## Written exercise
Print all entries precisely as they are written.

Stored data
════

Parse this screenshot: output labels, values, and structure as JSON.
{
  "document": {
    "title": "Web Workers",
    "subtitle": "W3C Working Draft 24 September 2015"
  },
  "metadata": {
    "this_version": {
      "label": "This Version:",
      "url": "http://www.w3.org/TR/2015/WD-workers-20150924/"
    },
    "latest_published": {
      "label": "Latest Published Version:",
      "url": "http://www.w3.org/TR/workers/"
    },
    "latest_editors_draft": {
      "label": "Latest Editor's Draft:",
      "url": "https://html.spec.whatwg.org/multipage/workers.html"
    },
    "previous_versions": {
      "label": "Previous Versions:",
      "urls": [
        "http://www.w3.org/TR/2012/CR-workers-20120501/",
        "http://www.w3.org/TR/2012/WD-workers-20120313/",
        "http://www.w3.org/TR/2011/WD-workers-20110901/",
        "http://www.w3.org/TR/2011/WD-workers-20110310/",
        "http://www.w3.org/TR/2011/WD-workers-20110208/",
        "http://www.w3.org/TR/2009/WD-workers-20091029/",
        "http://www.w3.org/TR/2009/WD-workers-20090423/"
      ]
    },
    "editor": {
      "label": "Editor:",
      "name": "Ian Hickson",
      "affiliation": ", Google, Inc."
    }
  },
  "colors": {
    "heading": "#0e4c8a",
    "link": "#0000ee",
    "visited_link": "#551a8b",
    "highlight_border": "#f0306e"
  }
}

════

## Answer to this problem
Parse this screenshot: output labels, values, and structure as JSON.
{
  "document": {
    "title": "Web Workers",
    "subtitle": "W3C Working Draft 24 September 2015"
  },
  "metadata": {
    "this_version": {
      "label": "This Version:",
      "url": "http://www.w3.org/TR/2015/WD-workers-20150924/"
    },
    "latest_published": {
      "label": "Latest Published Version:",
      "url": "http://www.w3.org/TR/workers/"
    },
    "latest_editors_draft": {
      "label": "Latest Editor's Draft:",
      "url": "https://html.spec.whatwg.org/multipage/workers.html"
    },
    "previous_versions": {
      "label": "Previous Versions:",
      "urls": [
        "http://www.w3.org/TR/2012/CR-workers-20120501/",
        "http://www.w3.org/TR/2012/WD-workers-20120313/",
        "http://www.w3.org/TR/2011/WD-workers-20110901/",
        "http://www.w3.org/TR/2011/WD-workers-20110310/",
        "http://www.w3.org/TR/2011/WD-workers-20110208/",
        "http://www.w3.org/TR/2009/WD-workers-20091029/",
        "http://www.w3.org/TR/2009/WD-workers-20090423/"
      ]
    },
    "editor": {
      "label": "Editor:",
      "name": "Ian Hickson",
      "affiliation": ", Google, Inc."
    }
  },
  "colors": {
    "heading": "#0e4c8a",
    "link": "#0000ee",
    "visited_link": "#551a8b",
    "highlight_border": "#f0306e"
  }
}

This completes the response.